• _PAGE TEXT_:

- - -

Previous Section Next Section Table of Contents Glossary Index

Chapter 17. Implementation Details of Clozure CL

17.4. GC details

The GC uses a Mark/Compact algorithm; its execution time is essentially a factor of the amount of live data in the heap. (The somewhat better-known Mark/Sweep algorithms don't compact the live data but instead traverse the garbage to rebuild free-lists; their execution time is therefore a factor of the total heap size.)

As mentioned in Section 17.3, “Heap Allocation”, two auxiliary data structures (proportional to the size of the lisp heap) are maintained. These are

  1. the markbits bitvector, which contains a bit for every doublenode in the dynamic heap (plus a few extra words for alignment and so that sub-bitvectors can start on word boundaries.)

  2. the relocation table, which contains a native word for every 32 or 64 doublenodes in the dynamic heap, plus an extra word used to keep track of the end of the heap.

The total GC space overhead is therefore on the order of 3% (2/64 or 1/32).

- - -

Some records:
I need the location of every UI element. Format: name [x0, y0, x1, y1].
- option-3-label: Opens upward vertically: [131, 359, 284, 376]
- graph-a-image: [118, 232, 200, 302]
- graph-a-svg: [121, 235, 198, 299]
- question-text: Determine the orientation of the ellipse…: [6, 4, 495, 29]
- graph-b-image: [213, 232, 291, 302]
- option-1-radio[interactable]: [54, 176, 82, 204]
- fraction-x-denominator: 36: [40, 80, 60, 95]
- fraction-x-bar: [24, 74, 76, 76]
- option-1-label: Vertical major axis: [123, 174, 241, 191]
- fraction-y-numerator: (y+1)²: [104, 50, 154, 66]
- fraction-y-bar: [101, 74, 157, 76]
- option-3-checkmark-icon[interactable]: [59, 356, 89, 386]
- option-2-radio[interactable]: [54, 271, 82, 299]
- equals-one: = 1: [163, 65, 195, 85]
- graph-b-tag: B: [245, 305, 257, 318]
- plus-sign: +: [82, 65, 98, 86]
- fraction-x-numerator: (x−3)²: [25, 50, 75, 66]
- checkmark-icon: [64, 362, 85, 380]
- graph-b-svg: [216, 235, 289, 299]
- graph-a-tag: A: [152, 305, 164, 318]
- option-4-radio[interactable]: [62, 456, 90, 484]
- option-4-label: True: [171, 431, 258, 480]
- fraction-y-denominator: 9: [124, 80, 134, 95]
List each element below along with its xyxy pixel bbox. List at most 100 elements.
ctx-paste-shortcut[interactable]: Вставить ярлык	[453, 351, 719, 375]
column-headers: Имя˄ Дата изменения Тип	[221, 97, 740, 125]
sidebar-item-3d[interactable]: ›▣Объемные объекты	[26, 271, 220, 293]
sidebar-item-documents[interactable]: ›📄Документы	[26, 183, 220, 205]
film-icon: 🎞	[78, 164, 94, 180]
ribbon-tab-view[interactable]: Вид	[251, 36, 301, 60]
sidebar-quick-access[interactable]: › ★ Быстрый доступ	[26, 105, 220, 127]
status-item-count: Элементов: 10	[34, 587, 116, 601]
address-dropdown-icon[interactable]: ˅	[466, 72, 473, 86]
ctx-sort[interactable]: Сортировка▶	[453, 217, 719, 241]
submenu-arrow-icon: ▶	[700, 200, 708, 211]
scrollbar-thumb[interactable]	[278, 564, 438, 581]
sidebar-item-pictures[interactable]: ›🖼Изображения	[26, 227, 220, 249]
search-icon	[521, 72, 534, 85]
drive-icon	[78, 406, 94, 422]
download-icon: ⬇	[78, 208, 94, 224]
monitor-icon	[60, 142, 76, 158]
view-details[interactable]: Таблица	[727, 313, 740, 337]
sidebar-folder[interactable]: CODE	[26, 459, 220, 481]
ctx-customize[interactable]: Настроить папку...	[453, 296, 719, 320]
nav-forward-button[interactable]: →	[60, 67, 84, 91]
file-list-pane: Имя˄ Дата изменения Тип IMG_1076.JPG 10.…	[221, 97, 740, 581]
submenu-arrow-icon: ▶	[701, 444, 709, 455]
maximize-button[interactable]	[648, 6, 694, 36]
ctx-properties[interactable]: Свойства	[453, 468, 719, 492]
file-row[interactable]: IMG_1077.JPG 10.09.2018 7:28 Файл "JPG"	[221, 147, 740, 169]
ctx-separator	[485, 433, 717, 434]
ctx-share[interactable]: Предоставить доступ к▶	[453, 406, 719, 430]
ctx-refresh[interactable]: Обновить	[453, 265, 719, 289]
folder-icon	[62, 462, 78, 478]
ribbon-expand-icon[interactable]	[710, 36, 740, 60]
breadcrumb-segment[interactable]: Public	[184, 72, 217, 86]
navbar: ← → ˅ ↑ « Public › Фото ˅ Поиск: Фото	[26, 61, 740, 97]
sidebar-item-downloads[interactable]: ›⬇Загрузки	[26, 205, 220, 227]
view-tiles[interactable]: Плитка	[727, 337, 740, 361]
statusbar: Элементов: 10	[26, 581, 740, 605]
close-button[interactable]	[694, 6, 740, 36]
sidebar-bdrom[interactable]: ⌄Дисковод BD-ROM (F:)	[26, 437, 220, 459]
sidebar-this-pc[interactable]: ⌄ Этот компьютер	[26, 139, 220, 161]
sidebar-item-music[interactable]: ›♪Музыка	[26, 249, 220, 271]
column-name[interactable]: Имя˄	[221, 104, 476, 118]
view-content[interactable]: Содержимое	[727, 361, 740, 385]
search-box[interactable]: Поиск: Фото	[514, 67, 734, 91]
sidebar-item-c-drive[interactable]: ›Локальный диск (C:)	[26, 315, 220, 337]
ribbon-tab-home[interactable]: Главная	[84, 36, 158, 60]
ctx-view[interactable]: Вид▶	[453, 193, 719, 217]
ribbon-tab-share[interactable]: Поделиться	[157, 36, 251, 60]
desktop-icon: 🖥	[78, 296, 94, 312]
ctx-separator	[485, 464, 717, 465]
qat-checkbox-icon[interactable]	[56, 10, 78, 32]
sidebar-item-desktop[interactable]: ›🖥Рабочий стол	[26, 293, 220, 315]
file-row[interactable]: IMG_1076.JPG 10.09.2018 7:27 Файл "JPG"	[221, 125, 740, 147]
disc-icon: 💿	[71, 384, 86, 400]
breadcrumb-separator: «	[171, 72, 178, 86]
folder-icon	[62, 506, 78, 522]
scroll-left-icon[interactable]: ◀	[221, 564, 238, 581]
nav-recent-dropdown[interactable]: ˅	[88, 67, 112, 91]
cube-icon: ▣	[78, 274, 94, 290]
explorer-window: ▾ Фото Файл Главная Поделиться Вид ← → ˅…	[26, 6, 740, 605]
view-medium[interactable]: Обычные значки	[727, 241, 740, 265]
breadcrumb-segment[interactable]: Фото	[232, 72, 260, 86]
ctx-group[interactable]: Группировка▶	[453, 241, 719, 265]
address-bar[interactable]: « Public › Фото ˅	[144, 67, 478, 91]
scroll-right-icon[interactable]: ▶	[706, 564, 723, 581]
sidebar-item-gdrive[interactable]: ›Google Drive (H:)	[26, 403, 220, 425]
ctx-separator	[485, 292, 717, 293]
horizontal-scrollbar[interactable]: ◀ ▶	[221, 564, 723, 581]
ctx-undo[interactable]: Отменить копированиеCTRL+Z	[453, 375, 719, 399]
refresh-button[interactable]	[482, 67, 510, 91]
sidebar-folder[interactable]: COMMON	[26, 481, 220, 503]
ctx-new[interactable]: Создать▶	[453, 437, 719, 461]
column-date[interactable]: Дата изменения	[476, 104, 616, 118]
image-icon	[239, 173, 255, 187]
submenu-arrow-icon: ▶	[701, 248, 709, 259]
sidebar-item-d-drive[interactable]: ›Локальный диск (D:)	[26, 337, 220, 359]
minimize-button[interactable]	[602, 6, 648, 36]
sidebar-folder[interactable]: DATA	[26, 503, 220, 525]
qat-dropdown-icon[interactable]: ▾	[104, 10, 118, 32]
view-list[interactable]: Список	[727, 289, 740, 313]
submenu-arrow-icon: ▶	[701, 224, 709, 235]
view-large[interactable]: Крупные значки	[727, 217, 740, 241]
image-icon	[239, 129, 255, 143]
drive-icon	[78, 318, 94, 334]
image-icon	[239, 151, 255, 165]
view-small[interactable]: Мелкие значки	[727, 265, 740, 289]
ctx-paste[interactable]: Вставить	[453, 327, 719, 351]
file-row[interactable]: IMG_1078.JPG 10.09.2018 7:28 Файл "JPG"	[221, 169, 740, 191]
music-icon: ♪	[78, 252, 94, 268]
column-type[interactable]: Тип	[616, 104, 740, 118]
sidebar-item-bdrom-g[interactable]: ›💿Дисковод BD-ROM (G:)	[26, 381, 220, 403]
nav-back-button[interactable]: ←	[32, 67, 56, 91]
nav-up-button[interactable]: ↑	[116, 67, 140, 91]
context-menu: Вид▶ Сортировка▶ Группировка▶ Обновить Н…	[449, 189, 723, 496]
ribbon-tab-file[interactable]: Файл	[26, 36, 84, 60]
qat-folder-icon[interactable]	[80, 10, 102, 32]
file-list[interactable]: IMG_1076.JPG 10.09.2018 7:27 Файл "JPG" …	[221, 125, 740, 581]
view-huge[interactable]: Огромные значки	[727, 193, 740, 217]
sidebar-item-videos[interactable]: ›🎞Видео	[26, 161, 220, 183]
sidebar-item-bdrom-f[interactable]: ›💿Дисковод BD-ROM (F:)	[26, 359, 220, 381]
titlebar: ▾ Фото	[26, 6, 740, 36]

- - -

• _TASK TO CARRY OUT_: Could you continue the text on Clozure CL garbage collection from the point where it stops? You won't need the records for this.

• _RESULT OF THIS TASK_:
The general algorithm proceeds as follows:

17.4.1. Mark phase

Each doublenode in the dynamic heap has a corresponding bit in the markbits vector. (For any doublenode in the heap, the index of its mark bit is determined by subtracting the address of the start of the heap from the address of the object and dividing the result by 8 or 16.) The GC knows the markbit index of the free pointer, so determining that the markbit index of a doubleword address is between the start of the heap and the free pointer can be done with a single unsigned comparison.

The markbits of all doublenodes in the dynamic heap are zeroed before the mark phase begins. An object is marked if the markbits of all of its constituent doublewords are set and unmarked otherwise; setting an object's markbits involves setting the corresponding markbits of all constituent doublenodes in the object.

The mark phase traverses each root. If the tag of the value of the root indicates that it's a non-immediate node whose address lies in the lisp heap, then:

  1. If the object is already marked, do nothing.

  2. Set the object's markbit(s).

  3. If the object is an ivector, do nothing further.

  4. If the object is a cons cell, recursively mark its car and cdr.

  5. Otherwise, the object is a gvector. Recursively mark its elements.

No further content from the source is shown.